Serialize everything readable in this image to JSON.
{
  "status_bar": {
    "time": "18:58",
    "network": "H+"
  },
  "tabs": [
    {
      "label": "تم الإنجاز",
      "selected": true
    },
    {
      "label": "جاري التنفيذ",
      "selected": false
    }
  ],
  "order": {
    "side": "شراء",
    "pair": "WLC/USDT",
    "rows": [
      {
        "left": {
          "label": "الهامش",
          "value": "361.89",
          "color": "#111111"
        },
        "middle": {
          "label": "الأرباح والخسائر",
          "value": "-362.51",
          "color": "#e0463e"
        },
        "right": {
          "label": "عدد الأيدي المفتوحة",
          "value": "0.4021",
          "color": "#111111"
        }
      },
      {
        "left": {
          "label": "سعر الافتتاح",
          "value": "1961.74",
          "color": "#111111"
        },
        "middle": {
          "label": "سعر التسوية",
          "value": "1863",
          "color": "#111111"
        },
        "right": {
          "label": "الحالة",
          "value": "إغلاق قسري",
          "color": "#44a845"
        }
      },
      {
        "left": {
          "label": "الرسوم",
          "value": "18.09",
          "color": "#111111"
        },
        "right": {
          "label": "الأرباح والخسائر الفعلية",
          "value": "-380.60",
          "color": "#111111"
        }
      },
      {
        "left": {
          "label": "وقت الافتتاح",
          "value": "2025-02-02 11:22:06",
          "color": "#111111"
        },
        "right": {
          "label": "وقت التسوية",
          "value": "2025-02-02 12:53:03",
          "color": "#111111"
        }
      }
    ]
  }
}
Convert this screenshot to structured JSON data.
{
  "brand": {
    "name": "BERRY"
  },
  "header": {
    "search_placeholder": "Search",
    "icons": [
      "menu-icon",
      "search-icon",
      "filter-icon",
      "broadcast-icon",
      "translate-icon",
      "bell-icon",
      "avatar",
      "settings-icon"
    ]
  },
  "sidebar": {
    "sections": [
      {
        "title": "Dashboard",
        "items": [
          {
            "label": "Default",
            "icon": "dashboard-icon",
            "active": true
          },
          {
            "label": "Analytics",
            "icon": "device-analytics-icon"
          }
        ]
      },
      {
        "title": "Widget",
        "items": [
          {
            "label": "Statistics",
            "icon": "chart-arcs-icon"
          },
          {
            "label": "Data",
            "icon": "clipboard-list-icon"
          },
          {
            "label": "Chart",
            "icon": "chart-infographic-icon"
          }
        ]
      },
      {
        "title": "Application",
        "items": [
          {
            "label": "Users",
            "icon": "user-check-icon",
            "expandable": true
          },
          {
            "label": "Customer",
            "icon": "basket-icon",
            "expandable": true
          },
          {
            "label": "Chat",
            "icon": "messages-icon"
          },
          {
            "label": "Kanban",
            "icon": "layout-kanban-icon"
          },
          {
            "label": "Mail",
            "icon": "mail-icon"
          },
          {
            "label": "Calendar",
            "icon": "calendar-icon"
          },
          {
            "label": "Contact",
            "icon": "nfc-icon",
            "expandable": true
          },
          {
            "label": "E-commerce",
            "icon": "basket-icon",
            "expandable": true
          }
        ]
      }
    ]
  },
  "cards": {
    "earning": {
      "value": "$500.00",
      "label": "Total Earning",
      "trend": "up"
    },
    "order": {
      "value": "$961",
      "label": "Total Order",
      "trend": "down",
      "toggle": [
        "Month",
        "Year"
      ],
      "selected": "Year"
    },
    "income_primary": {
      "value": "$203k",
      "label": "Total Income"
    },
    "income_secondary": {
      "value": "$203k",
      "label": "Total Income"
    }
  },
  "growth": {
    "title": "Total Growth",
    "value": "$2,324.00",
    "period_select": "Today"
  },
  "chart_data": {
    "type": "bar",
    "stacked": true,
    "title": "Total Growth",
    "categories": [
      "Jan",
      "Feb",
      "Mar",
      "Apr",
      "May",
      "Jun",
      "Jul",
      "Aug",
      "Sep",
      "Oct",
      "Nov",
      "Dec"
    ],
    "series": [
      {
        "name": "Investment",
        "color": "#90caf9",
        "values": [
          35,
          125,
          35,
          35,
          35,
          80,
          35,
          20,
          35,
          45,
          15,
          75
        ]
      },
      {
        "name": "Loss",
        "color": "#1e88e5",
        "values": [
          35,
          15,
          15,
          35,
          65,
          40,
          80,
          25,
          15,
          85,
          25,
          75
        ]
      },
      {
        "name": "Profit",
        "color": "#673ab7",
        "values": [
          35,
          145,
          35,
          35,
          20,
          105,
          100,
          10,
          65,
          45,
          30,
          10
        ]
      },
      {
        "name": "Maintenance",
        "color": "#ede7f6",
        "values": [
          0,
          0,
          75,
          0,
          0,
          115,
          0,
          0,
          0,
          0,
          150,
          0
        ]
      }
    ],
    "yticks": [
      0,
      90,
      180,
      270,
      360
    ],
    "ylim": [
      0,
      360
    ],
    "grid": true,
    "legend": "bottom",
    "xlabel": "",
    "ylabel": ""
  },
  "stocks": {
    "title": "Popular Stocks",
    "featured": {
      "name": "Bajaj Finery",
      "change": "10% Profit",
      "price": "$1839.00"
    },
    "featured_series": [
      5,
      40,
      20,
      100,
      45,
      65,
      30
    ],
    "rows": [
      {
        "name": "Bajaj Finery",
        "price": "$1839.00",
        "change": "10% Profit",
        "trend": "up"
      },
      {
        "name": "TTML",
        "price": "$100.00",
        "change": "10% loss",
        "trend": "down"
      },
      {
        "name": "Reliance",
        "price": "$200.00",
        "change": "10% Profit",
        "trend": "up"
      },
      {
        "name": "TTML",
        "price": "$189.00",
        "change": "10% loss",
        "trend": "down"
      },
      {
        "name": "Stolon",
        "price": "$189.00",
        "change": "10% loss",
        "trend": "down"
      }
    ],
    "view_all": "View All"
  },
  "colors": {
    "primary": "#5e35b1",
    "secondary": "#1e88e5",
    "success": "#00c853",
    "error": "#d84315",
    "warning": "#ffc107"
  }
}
* * * * *
# Goal
Each line above must be reproduced exactly as it stands.

# Task result
Serialize everything readable in this image to JSON.
{
  "status_bar": {
    "time": "18:58",
    "network": "H+"
  },
  "tabs": [
    {
      "label": "تم الإنجاز",
      "selected": true
    },
    {
      "label": "جاري التنفيذ",
      "selected": false
    }
  ],
  "order": {
    "side": "شراء",
    "pair": "WLC/USDT",
    "rows": [
      {
        "left": {
          "label": "الهامش",
          "value": "361.89",
          "color": "#111111"
        },
        "middle": {
          "label": "الأرباح والخسائر",
          "value": "-362.51",
          "color": "#e0463e"
        },
        "right": {
          "label": "عدد الأيدي المفتوحة",
          "value": "0.4021",
          "color": "#111111"
        }
      },
      {
        "left": {
          "label": "سعر الافتتاح",
          "value": "1961.74",
          "color": "#111111"
        },
        "middle": {
          "label": "سعر التسوية",
          "value": "1863",
          "color": "#111111"
        },
        "right": {
          "label": "الحالة",
          "value": "إغلاق قسري",
          "color": "#44a845"
        }
      },
      {
        "left": {
          "label": "الرسوم",
          "value": "18.09",
          "color": "#111111"
        },
        "right": {
          "label": "الأرباح والخسائر الفعلية",
          "value": "-380.60",
          "color": "#111111"
        }
      },
      {
        "left": {
          "label": "وقت الافتتاح",
          "value": "2025-02-02 11:22:06",
          "color": "#111111"
        },
        "right": {
          "label": "وقت التسوية",
          "value": "2025-02-02 12:53:03",
          "color": "#111111"
        }
      }
    ]
  }
}
Convert this screenshot to structured JSON data.
{
  "brand": {
    "name": "BERRY"
  },
  "header": {
    "search_placeholder": "Search",
    "icons": [
      "menu-icon",
      "search-icon",
      "filter-icon",
      "broadcast-icon",
      "translate-icon",
      "bell-icon",
      "avatar",
      "settings-icon"
    ]
  },
  "sidebar": {
    "sections": [
      {
        "title": "Dashboard",
        "items": [
          {
            "label": "Default",
            "icon": "dashboard-icon",
            "active": true
          },
          {
            "label": "Analytics",
            "icon": "device-analytics-icon"
          }
        ]
      },
      {
        "title": "Widget",
        "items": [
          {
            "label": "Statistics",
            "icon": "chart-arcs-icon"
          },
          {
            "label": "Data",
            "icon": "clipboard-list-icon"
          },
          {
            "label": "Chart",
            "icon": "chart-infographic-icon"
          }
        ]
      },
      {
        "title": "Application",
        "items": [
          {
            "label": "Users",
            "icon": "user-check-icon",
            "expandable": true
          },
          {
            "label": "Customer",
            "icon": "basket-icon",
            "expandable": true
          },
          {
            "label": "Chat",
            "icon": "messages-icon"
          },
          {
            "label": "Kanban",
            "icon": "layout-kanban-icon"
          },
          {
            "label": "Mail",
            "icon": "mail-icon"
          },
          {
            "label": "Calendar",
            "icon": "calendar-icon"
          },
          {
            "label": "Contact",
            "icon": "nfc-icon",
            "expandable": true
          },
          {
            "label": "E-commerce",
            "icon": "basket-icon",
            "expandable": true
          }
        ]
      }
    ]
  },
  "cards": {
    "earning": {
      "value": "$500.00",
      "label": "Total Earning",
      "trend": "up"
    },
    "order": {
      "value": "$961",
      "label": "Total Order",
      "trend": "down",
      "toggle": [
        "Month",
        "Year"
      ],
      "selected": "Year"
    },
    "income_primary": {
      "value": "$203k",
      "label": "Total Income"
    },
    "income_secondary": {
      "value": "$203k",
      "label": "Total Income"
    }
  },
  "growth": {
    "title": "Total Growth",
    "value": "$2,324.00",
    "period_select": "Today"
  },
  "chart_data": {
    "type": "bar",
    "stacked": true,
    "title": "Total Growth",
    "categories": [
      "Jan",
      "Feb",
      "Mar",
      "Apr",
      "May",
      "Jun",
      "Jul",
      "Aug",
      "Sep",
      "Oct",
      "Nov",
      "Dec"
    ],
    "series": [
      {
        "name": "Investment",
        "color": "#90caf9",
        "values": [
          35,
          125,
          35,
          35,
          35,
          80,
          35,
          20,
          35,
          45,
          15,
          75
        ]
      },
      {
        "name": "Loss",
        "color": "#1e88e5",
        "values": [
          35,
          15,
          15,
          35,
          65,
          40,
          80,
          25,
          15,
          85,
          25,
          75
        ]
      },
      {
        "name": "Profit",
        "color": "#673ab7",
        "values": [
          35,
          145,
          35,
          35,
          20,
          105,
          100,
          10,
          65,
          45,
          30,
          10
        ]
      },
      {
        "name": "Maintenance",
        "color": "#ede7f6",
        "values": [
          0,
          0,
          75,
          0,
          0,
          115,
          0,
          0,
          0,
          0,
          150,
          0
        ]
      }
    ],
    "yticks": [
      0,
      90,
      180,
      270,
      360
    ],
    "ylim": [
      0,
      360
    ],
    "grid": true,
    "legend": "bottom",
    "xlabel": "",
    "ylabel": ""
  },
  "stocks": {
    "title": "Popular Stocks",
    "featured": {
      "name": "Bajaj Finery",
      "change": "10% Profit",
      "price": "$1839.00"
    },
    "featured_series": [
      5,
      40,
      20,
      100,
      45,
      65,
      30
    ],
    "rows": [
      {
        "name": "Bajaj Finery",
        "price": "$1839.00",
        "change": "10% Profit",
        "trend": "up"
      },
      {
        "name": "TTML",
        "price": "$100.00",
        "change": "10% loss",
        "trend": "down"
      },
      {
        "name": "Reliance",
        "price": "$200.00",
        "change": "10% Profit",
        "trend": "up"
      },
      {
        "name": "TTML",
        "price": "$189.00",
        "change": "10% loss",
        "trend": "down"
      },
      {
        "name": "Stolon",
        "price": "$189.00",
        "change": "10% loss",
        "trend": "down"
      }
    ],
    "view_all": "View All"
  },
  "colors": {
    "primary": "#5e35b1",
    "secondary": "#1e88e5",
    "success": "#00c853",
    "error": "#d84315",
    "warning": "#ffc107"
  }
}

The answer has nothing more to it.